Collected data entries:
┌──

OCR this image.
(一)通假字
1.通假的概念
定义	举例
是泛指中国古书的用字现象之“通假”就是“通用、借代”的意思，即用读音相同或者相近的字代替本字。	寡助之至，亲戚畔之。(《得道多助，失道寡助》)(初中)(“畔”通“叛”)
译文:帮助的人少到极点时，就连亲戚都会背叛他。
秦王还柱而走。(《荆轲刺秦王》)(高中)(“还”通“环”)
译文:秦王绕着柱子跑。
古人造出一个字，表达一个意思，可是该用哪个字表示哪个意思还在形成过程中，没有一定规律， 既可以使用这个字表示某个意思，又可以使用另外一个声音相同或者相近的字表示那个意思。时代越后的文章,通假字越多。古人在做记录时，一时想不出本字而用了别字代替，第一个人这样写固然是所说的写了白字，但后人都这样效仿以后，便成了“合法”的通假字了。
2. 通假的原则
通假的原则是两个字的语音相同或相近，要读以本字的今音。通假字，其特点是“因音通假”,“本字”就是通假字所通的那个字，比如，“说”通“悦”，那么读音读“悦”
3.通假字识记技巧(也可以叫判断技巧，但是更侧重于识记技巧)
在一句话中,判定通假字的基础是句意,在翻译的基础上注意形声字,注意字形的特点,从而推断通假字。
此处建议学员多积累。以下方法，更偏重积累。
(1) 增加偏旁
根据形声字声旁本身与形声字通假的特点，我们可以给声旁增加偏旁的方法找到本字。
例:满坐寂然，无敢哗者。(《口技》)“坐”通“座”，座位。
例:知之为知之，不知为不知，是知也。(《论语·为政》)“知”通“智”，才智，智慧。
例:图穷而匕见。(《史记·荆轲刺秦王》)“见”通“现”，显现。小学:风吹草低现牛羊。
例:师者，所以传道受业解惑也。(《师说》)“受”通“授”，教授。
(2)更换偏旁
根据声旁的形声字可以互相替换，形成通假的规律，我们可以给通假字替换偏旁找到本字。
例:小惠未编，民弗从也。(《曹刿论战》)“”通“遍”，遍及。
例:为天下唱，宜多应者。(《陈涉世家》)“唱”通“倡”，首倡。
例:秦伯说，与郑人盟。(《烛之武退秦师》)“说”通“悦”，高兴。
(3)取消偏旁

└──

**Short problem**: Each record above should be returned exactly as it appears.

**The output**:
OCR this image.
(一)通假字
1.通假的概念
定义	举例
是泛指中国古书的用字现象之“通假”就是“通用、借代”的意思，即用读音相同或者相近的字代替本字。	寡助之至，亲戚畔之。(《得道多助，失道寡助》)(初中)(“畔”通“叛”)
译文:帮助的人少到极点时，就连亲戚都会背叛他。
秦王还柱而走。(《荆轲刺秦王》)(高中)(“还”通“环”)
译文:秦王绕着柱子跑。
古人造出一个字，表达一个意思，可是该用哪个字表示哪个意思还在形成过程中，没有一定规律， 既可以使用这个字表示某个意思，又可以使用另外一个声音相同或者相近的字表示那个意思。时代越后的文章,通假字越多。古人在做记录时，一时想不出本字而用了别字代替，第一个人这样写固然是所说的写了白字，但后人都这样效仿以后，便成了“合法”的通假字了。
2. 通假的原则
通假的原则是两个字的语音相同或相近，要读以本字的今音。通假字，其特点是“因音通假”,“本字”就是通假字所通的那个字，比如，“说”通“悦”，那么读音读“悦”
3.通假字识记技巧(也可以叫判断技巧，但是更侧重于识记技巧)
在一句话中,判定通假字的基础是句意,在翻译的基础上注意形声字,注意字形的特点,从而推断通假字。
此处建议学员多积累。以下方法，更偏重积累。
(1) 增加偏旁
根据形声字声旁本身与形声字通假的特点，我们可以给声旁增加偏旁的方法找到本字。
例:满坐寂然，无敢哗者。(《口技》)“坐”通“座”，座位。
例:知之为知之，不知为不知，是知也。(《论语·为政》)“知”通“智”，才智，智慧。
例:图穷而匕见。(《史记·荆轲刺秦王》)“见”通“现”，显现。小学:风吹草低现牛羊。
例:师者，所以传道受业解惑也。(《师说》)“受”通“授”，教授。
(2)更换偏旁
根据声旁的形声字可以互相替换，形成通假的规律，我们可以给通假字替换偏旁找到本字。
例:小惠未编，民弗从也。(《曹刿论战》)“”通“遍”，遍及。
例:为天下唱，宜多应者。(《陈涉世家》)“唱”通“倡”，首倡。
例:秦伯说，与郑人盟。(《烛之武退秦师》)“说”通“悦”，高兴。
(3)取消偏旁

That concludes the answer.